* GIVEN EXERCISE
Extract every line from the records below that contains the word "Sábados".

Records from a dataset:
******

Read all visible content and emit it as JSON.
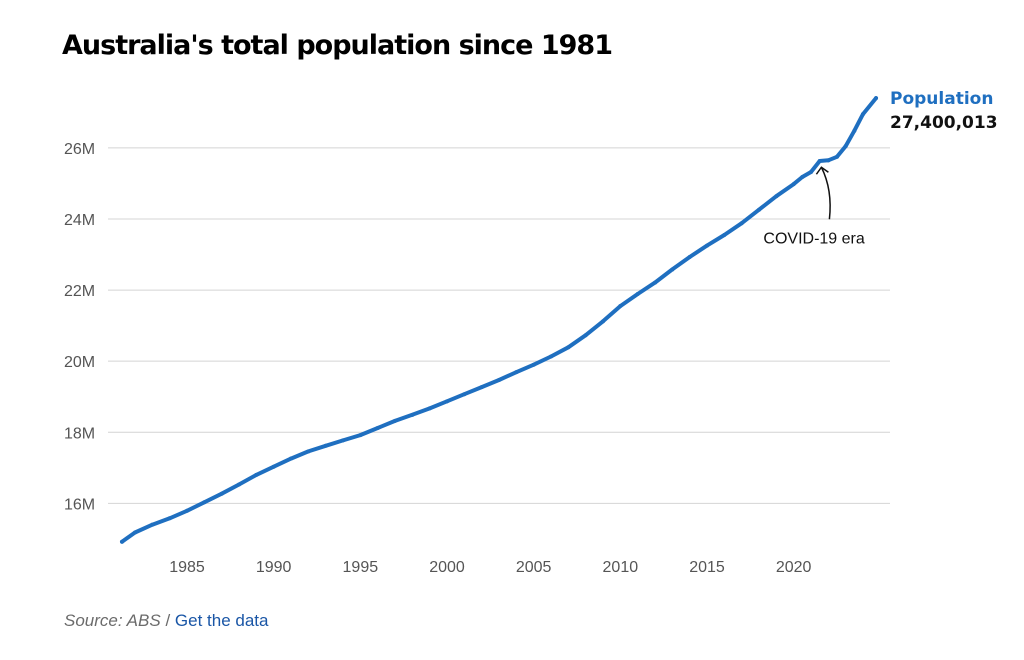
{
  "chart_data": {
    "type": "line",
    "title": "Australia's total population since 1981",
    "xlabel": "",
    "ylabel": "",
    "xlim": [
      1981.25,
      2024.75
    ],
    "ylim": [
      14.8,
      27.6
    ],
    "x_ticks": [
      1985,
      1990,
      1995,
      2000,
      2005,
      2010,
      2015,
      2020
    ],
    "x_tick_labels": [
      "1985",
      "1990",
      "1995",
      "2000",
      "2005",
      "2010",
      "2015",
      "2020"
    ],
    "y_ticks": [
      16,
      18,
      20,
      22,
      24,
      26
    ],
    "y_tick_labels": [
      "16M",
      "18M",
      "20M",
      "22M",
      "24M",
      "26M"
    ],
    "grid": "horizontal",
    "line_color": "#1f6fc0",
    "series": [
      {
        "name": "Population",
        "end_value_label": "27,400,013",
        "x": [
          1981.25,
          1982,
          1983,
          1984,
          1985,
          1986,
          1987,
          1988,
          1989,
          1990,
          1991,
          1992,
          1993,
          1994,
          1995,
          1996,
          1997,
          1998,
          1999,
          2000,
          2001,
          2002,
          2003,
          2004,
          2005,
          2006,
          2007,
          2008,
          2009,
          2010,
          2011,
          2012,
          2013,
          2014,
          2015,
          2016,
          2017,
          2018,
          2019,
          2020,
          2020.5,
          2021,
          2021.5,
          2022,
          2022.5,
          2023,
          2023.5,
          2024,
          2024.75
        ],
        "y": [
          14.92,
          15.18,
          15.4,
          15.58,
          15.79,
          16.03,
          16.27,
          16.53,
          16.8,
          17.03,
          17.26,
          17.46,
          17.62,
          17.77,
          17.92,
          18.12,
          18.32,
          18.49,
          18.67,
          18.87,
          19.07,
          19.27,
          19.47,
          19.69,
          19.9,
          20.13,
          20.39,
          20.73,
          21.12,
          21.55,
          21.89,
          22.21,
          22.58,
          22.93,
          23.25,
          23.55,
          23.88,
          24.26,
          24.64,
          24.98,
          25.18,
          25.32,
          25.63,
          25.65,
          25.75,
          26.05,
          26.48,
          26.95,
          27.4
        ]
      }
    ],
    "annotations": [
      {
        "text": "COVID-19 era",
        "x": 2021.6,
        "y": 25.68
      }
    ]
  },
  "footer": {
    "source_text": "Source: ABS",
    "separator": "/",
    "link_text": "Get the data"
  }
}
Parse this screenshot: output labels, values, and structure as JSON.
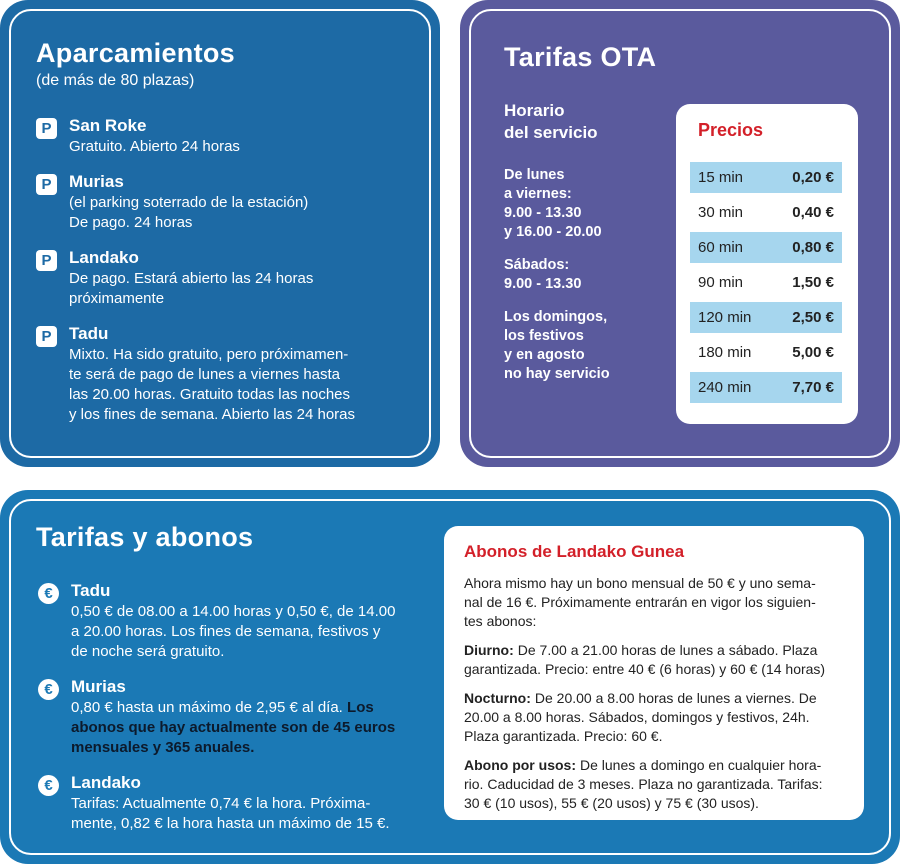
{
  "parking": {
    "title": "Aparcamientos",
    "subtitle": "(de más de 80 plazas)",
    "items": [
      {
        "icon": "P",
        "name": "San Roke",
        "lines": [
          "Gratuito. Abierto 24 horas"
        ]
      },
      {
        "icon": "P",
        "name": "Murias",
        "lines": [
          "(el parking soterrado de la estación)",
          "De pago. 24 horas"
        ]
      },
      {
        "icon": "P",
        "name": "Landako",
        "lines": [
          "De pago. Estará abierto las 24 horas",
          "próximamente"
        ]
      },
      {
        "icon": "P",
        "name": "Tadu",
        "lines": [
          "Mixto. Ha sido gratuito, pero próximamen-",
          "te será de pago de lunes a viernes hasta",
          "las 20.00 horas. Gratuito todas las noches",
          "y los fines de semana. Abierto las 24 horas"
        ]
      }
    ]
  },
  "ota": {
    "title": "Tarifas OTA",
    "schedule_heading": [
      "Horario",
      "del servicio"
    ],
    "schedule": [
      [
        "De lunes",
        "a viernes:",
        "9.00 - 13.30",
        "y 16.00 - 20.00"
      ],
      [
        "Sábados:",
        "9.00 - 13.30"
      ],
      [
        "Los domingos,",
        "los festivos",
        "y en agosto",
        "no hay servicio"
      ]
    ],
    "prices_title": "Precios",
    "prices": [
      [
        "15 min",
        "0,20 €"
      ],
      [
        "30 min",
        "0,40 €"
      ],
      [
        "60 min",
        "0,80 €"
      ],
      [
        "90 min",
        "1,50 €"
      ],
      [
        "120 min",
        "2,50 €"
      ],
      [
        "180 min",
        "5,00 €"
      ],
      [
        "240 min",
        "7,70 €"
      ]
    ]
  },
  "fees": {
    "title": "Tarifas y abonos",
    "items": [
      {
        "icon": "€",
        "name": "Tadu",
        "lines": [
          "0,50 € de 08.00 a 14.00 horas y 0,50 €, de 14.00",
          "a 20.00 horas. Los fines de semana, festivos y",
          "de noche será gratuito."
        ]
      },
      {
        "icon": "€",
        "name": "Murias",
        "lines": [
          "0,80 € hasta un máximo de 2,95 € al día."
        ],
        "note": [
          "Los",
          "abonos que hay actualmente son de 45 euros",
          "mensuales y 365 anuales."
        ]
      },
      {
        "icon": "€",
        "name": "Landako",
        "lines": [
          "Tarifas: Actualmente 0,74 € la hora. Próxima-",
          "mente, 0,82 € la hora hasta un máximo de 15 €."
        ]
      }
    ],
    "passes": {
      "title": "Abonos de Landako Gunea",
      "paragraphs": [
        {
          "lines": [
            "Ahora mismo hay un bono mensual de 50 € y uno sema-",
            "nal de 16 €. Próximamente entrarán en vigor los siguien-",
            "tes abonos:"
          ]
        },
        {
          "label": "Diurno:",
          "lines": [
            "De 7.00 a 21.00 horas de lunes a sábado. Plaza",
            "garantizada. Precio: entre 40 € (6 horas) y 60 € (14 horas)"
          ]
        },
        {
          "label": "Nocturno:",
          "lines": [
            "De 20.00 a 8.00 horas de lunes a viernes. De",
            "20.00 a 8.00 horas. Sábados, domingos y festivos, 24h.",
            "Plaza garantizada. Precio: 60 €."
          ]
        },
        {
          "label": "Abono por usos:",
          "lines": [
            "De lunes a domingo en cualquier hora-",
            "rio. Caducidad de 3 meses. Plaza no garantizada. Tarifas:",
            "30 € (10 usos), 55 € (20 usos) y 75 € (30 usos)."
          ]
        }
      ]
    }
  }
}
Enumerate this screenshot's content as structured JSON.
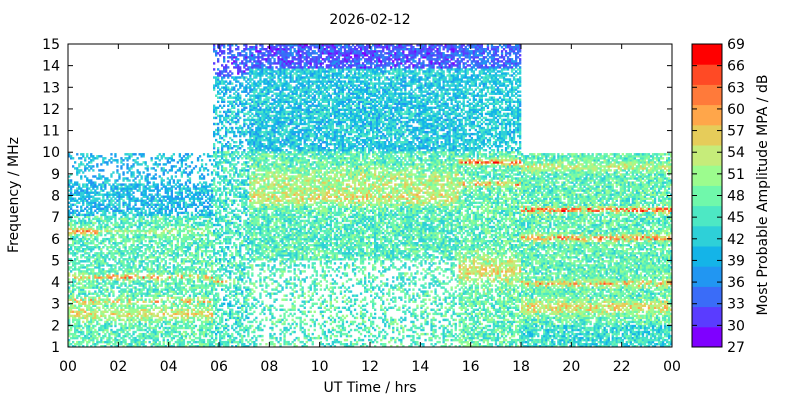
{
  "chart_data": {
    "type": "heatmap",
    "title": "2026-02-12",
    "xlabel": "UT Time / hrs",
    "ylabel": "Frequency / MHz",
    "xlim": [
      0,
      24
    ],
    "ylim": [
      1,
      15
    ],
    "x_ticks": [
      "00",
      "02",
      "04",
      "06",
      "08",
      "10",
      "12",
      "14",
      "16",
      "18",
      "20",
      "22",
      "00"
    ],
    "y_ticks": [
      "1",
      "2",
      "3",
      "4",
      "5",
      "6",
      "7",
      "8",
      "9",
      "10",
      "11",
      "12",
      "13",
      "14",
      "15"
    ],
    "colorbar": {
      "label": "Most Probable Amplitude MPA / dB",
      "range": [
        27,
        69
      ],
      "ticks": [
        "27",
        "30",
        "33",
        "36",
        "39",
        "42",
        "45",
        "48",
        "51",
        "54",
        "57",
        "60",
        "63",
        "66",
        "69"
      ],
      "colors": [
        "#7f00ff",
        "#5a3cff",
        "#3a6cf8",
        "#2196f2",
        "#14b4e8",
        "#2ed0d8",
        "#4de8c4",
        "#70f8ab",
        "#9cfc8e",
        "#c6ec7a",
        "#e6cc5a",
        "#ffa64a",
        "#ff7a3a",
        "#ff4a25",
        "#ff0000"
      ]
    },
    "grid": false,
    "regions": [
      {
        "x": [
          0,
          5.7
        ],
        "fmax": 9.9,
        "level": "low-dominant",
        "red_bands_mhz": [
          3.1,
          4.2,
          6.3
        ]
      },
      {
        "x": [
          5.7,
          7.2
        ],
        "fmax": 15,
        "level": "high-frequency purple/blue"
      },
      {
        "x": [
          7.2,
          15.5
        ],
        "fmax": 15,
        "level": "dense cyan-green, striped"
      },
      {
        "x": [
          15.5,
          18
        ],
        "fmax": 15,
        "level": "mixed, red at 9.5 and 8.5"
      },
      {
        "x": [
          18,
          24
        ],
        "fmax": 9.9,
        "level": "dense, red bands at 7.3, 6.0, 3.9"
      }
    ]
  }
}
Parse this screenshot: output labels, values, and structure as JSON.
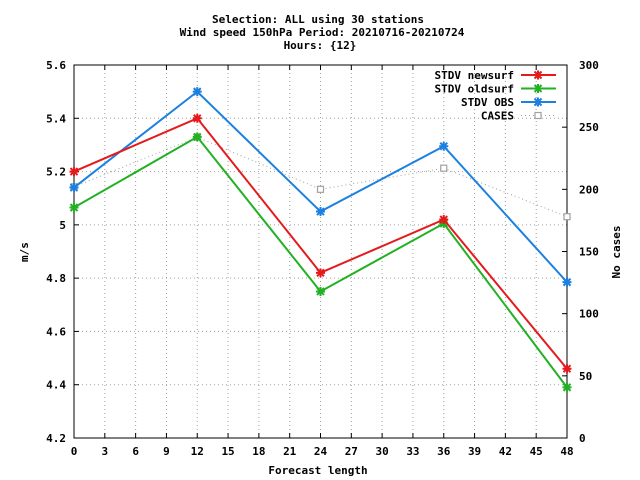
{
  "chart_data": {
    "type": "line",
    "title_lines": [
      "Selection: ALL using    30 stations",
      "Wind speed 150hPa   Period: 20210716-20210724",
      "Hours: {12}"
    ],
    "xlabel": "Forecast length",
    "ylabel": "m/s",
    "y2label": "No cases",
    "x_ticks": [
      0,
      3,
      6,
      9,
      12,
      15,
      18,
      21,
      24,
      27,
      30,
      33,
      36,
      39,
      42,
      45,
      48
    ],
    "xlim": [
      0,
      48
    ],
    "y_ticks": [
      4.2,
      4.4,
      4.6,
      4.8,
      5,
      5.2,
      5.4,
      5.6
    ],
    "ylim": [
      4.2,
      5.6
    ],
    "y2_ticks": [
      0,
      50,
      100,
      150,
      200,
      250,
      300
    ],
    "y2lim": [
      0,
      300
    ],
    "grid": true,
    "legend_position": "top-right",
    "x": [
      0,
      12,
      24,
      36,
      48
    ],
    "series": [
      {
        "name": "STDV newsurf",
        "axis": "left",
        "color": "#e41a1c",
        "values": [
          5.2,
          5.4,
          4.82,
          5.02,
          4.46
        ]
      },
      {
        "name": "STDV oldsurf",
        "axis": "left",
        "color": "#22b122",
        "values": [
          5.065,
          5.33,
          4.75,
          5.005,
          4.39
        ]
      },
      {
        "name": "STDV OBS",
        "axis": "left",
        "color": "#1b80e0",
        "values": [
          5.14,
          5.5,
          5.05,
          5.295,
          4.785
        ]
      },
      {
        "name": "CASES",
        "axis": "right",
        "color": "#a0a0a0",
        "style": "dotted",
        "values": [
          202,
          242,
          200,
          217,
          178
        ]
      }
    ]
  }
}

******

* OUTPUT FOR THIS TASK
        "Sábados:",
            "20.00 a 8.00 horas. Sábados, domingos y festivos, 24h.",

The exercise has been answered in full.